Records:
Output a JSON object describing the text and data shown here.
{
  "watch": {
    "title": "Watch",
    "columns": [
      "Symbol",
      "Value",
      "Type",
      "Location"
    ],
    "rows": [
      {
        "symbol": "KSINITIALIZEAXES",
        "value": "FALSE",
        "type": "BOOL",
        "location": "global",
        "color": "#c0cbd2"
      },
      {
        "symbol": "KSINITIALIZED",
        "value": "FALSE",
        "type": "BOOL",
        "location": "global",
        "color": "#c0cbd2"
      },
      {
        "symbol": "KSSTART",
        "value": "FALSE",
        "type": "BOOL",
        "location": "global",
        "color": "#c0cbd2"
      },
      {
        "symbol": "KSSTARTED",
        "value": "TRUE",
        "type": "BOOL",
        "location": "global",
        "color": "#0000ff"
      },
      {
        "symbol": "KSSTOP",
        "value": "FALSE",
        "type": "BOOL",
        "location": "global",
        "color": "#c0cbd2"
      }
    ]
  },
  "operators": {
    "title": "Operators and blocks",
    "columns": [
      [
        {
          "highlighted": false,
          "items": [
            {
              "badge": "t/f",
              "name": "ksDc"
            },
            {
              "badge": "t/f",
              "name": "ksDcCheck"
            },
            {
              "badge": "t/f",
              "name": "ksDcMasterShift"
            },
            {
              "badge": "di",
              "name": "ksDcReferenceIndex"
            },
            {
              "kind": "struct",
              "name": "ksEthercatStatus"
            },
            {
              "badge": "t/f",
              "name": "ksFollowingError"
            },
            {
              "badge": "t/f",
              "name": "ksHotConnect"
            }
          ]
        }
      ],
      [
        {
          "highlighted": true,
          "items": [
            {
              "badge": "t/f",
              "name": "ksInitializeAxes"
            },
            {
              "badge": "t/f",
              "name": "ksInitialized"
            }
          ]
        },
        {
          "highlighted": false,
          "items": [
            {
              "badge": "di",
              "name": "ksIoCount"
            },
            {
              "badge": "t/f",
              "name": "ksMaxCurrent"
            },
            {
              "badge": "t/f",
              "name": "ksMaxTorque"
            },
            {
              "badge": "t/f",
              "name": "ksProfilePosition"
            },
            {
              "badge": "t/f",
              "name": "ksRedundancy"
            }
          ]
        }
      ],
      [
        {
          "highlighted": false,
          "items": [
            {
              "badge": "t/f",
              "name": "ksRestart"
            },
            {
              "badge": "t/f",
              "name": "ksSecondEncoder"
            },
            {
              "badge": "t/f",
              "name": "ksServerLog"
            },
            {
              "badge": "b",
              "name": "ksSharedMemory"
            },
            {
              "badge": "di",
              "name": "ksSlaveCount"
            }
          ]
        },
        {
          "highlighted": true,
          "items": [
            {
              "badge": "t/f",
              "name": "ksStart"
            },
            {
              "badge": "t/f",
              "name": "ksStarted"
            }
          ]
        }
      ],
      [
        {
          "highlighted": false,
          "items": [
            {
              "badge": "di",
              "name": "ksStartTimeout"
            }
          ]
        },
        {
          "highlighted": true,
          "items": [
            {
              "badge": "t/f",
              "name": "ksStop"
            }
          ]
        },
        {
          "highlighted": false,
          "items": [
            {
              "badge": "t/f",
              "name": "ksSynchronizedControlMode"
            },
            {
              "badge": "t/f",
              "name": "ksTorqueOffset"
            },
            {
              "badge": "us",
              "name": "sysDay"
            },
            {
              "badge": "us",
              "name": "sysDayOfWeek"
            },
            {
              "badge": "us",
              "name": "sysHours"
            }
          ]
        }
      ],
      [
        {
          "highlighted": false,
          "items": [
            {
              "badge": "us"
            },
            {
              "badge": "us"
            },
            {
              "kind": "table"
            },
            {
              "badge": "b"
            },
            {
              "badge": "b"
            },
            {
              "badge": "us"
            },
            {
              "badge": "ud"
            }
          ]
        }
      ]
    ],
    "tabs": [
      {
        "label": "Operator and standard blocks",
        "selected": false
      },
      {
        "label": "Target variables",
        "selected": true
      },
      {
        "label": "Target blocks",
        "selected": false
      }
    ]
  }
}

> **EXERCISE REQUIREMENTS**
Each record above should be output again exactly.

> **THE COMPLETED TASK**
Output a JSON object describing the text and data shown here.
{
  "watch": {
    "title": "Watch",
    "columns": [
      "Symbol",
      "Value",
      "Type",
      "Location"
    ],
    "rows": [
      {
        "symbol": "KSINITIALIZEAXES",
        "value": "FALSE",
        "type": "BOOL",
        "location": "global",
        "color": "#c0cbd2"
      },
      {
        "symbol": "KSINITIALIZED",
        "value": "FALSE",
        "type": "BOOL",
        "location": "global",
        "color": "#c0cbd2"
      },
      {
        "symbol": "KSSTART",
        "value": "FALSE",
        "type": "BOOL",
        "location": "global",
        "color": "#c0cbd2"
      },
      {
        "symbol": "KSSTARTED",
        "value": "TRUE",
        "type": "BOOL",
        "location": "global",
        "color": "#0000ff"
      },
      {
        "symbol": "KSSTOP",
        "value": "FALSE",
        "type": "BOOL",
        "location": "global",
        "color": "#c0cbd2"
      }
    ]
  },
  "operators": {
    "title": "Operators and blocks",
    "columns": [
      [
        {
          "highlighted": false,
          "items": [
            {
              "badge": "t/f",
              "name": "ksDc"
            },
            {
              "badge": "t/f",
              "name": "ksDcCheck"
            },
            {
              "badge": "t/f",
              "name": "ksDcMasterShift"
            },
            {
              "badge": "di",
              "name": "ksDcReferenceIndex"
            },
            {
              "kind": "struct",
              "name": "ksEthercatStatus"
            },
            {
              "badge": "t/f",
              "name": "ksFollowingError"
            },
            {
              "badge": "t/f",
              "name": "ksHotConnect"
            }
          ]
        }
      ],
      [
        {
          "highlighted": true,
          "items": [
            {
              "badge": "t/f",
              "name": "ksInitializeAxes"
            },
            {
              "badge": "t/f",
              "name": "ksInitialized"
            }
          ]
        },
        {
          "highlighted": false,
          "items": [
            {
              "badge": "di",
              "name": "ksIoCount"
            },
            {
              "badge": "t/f",
              "name": "ksMaxCurrent"
            },
            {
              "badge": "t/f",
              "name": "ksMaxTorque"
            },
            {
              "badge": "t/f",
              "name": "ksProfilePosition"
            },
            {
              "badge": "t/f",
              "name": "ksRedundancy"
            }
          ]
        }
      ],
      [
        {
          "highlighted": false,
          "items": [
            {
              "badge": "t/f",
              "name": "ksRestart"
            },
            {
              "badge": "t/f",
              "name": "ksSecondEncoder"
            },
            {
              "badge": "t/f",
              "name": "ksServerLog"
            },
            {
              "badge": "b",
              "name": "ksSharedMemory"
            },
            {
              "badge": "di",
              "name": "ksSlaveCount"
            }
          ]
        },
        {
          "highlighted": true,
          "items": [
            {
              "badge": "t/f",
              "name": "ksStart"
            },
            {
              "badge": "t/f",
              "name": "ksStarted"
            }
          ]
        }
      ],
      [
        {
          "highlighted": false,
          "items": [
            {
              "badge": "di",
              "name": "ksStartTimeout"
            }
          ]
        },
        {
          "highlighted": true,
          "items": [
            {
              "badge": "t/f",
              "name": "ksStop"
            }
          ]
        },
        {
          "highlighted": false,
          "items": [
            {
              "badge": "t/f",
              "name": "ksSynchronizedControlMode"
            },
            {
              "badge": "t/f",
              "name": "ksTorqueOffset"
            },
            {
              "badge": "us",
              "name": "sysDay"
            },
            {
              "badge": "us",
              "name": "sysDayOfWeek"
            },
            {
              "badge": "us",
              "name": "sysHours"
            }
          ]
        }
      ],
      [
        {
          "highlighted": false,
          "items": [
            {
              "badge": "us"
            },
            {
              "badge": "us"
            },
            {
              "kind": "table"
            },
            {
              "badge": "b"
            },
            {
              "badge": "b"
            },
            {
              "badge": "us"
            },
            {
              "badge": "ud"
            }
          ]
        }
      ]
    ],
    "tabs": [
      {
        "label": "Operator and standard blocks",
        "selected": false
      },
      {
        "label": "Target variables",
        "selected": true
      },
      {
        "label": "Target blocks",
        "selected": false
      }
    ]
  }
}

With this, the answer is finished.